Show all lines that include the string "prevalencia"; copy each one.

*Raw records*:
※ ※ ※

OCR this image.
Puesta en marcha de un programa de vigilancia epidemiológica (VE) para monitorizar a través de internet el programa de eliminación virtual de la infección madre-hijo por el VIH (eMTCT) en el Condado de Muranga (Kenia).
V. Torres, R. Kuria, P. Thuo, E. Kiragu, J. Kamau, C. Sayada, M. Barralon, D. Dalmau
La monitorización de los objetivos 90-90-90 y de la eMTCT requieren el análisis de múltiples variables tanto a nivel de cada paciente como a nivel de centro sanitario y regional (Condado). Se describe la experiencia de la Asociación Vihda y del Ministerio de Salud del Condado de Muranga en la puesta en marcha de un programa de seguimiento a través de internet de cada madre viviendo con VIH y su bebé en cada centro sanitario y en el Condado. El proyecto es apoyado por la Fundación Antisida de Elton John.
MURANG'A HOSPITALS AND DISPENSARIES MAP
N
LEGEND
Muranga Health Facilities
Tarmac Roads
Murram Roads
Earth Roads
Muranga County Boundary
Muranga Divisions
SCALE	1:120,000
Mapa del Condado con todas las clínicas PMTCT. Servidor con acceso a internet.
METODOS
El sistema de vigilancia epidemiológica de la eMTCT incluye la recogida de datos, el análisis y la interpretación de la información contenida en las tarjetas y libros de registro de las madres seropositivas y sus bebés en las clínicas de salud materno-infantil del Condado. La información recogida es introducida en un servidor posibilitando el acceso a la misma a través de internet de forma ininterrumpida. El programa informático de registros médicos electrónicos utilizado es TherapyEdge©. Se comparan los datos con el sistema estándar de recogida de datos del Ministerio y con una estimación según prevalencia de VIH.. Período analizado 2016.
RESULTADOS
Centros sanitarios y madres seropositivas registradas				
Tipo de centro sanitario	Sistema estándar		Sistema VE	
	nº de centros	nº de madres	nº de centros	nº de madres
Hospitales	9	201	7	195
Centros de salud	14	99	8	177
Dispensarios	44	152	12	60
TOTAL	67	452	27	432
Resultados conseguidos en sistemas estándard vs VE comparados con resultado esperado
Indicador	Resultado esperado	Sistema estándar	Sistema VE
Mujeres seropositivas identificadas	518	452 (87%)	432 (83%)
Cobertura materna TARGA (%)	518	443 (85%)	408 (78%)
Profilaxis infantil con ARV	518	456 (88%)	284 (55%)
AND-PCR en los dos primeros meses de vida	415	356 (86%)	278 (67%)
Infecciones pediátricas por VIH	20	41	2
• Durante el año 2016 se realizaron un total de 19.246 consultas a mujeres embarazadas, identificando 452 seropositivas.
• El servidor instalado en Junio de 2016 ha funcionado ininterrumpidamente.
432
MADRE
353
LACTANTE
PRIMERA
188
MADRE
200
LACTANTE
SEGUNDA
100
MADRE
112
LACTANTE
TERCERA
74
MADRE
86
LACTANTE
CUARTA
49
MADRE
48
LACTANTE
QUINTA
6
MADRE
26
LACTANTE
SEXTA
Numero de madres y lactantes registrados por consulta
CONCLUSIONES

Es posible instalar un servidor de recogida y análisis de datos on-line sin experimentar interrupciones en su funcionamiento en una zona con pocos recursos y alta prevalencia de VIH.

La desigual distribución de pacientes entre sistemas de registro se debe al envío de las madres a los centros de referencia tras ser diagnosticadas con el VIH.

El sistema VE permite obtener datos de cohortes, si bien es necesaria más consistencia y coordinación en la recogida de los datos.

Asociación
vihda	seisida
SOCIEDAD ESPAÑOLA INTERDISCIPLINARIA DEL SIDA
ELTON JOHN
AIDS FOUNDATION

※ ※ ※

*Solution for this exercise*:
El sistema de vigilancia epidemiológica de la eMTCT incluye la recogida de datos, el análisis y la interpretación de la información contenida en las tarjetas y libros de registro de las madres seropositivas y sus bebés en las clínicas de salud materno-infantil del Condado. La información recogida es introducida en un servidor posibilitando el acceso a la misma a través de internet de forma ininterrumpida. El programa informático de registros médicos electrónicos utilizado es TherapyEdge©. Se comparan los datos con el sistema estándar de recogida de datos del Ministerio y con una estimación según prevalencia de VIH.. Período analizado 2016.
Es posible instalar un servidor de recogida y análisis de datos on-line sin experimentar interrupciones en su funcionamiento en una zona con pocos recursos y alta prevalencia de VIH.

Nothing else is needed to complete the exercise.